Data supplied:
- - - -
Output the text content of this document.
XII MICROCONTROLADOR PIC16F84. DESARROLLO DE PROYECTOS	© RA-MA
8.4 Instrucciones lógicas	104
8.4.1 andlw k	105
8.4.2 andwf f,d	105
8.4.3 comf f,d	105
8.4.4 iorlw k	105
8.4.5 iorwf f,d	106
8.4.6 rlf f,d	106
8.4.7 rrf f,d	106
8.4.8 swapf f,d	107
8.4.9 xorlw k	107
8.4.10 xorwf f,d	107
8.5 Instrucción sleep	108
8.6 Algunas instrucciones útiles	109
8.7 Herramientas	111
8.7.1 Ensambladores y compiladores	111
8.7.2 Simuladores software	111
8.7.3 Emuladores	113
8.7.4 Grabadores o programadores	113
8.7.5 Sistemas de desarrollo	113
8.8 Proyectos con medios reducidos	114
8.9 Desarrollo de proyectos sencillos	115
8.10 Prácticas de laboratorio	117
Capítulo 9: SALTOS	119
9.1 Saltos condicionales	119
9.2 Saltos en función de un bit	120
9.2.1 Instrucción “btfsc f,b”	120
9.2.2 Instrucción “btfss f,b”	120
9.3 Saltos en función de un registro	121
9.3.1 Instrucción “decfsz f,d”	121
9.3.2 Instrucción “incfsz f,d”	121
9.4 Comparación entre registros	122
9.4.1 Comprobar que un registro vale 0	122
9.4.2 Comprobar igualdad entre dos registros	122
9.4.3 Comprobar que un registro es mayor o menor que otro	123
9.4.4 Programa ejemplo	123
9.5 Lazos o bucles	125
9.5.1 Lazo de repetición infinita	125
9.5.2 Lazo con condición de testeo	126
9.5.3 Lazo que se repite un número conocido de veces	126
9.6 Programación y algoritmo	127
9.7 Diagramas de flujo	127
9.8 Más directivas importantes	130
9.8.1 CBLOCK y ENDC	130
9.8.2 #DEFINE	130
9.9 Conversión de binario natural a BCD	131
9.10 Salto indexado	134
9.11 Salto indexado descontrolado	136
- - - -
Objective:
Identify the lines of the data that contain the word "indexado". Copy each of them.

Finished exercise:
9.10 Salto indexado	134
9.11 Salto indexado descontrolado	136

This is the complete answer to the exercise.